§ **Task material**:
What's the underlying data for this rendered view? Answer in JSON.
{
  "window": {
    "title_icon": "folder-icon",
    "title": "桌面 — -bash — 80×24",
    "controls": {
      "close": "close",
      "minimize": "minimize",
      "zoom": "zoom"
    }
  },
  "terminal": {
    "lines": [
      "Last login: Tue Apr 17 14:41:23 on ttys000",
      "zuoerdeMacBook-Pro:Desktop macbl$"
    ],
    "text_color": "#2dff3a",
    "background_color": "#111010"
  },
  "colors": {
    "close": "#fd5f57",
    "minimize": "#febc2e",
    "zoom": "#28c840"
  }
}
---
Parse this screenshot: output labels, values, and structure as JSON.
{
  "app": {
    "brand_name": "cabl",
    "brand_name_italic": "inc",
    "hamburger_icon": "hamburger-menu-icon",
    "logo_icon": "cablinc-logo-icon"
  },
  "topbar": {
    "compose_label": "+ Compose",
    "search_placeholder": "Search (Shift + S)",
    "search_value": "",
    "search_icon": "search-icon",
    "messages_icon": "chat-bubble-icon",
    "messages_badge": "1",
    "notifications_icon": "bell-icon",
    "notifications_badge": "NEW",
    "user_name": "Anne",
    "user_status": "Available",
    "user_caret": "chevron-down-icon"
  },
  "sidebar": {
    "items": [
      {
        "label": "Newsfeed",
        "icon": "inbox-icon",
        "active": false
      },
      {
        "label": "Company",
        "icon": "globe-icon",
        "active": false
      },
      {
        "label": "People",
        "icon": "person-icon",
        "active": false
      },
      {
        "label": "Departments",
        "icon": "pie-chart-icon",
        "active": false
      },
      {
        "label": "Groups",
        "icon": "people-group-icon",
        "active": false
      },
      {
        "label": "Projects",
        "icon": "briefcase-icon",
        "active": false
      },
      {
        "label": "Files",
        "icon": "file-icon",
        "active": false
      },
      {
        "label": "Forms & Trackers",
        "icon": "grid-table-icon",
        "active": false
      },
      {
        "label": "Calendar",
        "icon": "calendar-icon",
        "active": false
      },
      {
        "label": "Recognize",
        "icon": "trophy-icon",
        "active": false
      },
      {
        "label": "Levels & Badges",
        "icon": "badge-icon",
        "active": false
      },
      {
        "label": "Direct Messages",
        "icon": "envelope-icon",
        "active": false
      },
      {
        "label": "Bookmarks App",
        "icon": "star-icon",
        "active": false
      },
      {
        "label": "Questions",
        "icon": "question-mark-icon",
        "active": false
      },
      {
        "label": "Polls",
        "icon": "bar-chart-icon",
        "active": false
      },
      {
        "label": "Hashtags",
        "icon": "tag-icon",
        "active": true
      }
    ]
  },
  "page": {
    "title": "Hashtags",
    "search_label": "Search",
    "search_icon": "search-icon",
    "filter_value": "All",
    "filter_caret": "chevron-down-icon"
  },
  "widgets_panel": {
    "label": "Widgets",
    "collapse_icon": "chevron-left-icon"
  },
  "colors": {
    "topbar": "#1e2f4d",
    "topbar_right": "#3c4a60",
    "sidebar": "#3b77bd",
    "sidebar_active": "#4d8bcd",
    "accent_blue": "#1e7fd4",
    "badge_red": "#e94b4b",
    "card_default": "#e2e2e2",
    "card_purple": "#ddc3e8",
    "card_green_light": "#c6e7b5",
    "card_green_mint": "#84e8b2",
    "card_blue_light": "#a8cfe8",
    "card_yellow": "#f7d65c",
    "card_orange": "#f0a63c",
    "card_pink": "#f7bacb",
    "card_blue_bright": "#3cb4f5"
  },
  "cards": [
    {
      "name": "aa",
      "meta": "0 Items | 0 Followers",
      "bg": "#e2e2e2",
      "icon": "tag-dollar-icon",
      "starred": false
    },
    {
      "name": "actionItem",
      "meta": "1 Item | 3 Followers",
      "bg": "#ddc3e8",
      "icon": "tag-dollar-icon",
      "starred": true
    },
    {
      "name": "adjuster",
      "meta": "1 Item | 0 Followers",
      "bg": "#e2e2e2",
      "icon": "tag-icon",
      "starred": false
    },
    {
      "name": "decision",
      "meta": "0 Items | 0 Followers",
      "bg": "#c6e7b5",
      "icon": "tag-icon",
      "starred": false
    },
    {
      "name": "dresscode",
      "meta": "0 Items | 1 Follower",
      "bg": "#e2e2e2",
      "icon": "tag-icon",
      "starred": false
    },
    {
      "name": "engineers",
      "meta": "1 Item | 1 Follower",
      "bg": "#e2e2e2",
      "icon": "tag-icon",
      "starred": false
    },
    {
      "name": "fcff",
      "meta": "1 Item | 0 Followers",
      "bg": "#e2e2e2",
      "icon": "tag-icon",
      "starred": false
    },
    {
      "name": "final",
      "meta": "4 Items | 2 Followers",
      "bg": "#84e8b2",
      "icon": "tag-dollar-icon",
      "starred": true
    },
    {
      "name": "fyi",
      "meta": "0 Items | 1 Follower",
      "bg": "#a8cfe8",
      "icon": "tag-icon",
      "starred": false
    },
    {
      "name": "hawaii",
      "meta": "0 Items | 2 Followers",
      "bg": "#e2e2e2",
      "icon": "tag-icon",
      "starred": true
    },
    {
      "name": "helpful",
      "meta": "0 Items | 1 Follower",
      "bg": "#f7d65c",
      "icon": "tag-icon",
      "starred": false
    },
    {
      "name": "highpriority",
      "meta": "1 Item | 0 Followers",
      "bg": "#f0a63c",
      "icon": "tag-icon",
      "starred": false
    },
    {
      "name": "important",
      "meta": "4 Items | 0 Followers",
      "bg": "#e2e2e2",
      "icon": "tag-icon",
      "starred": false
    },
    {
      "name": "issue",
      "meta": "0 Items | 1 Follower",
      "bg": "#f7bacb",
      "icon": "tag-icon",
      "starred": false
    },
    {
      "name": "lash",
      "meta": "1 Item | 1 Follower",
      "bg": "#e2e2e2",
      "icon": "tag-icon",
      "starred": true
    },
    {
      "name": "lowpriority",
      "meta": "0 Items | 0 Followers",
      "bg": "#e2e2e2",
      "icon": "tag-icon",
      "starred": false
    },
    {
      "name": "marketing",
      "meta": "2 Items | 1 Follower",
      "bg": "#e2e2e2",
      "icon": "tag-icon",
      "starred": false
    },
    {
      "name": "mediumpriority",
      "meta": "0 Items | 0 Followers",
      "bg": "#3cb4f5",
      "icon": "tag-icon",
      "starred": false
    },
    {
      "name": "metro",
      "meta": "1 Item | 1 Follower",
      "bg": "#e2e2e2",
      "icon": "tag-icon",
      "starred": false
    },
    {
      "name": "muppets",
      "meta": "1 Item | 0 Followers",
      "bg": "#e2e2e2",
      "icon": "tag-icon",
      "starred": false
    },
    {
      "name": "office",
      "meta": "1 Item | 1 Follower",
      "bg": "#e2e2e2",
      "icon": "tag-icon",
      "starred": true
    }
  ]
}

§ **Direction**: Only lines with the word "chevron" should be collected from the material.

§ **Written reply**:
    "user_caret": "chevron-down-icon"
    "filter_caret": "chevron-down-icon"
    "collapse_icon": "chevron-left-icon"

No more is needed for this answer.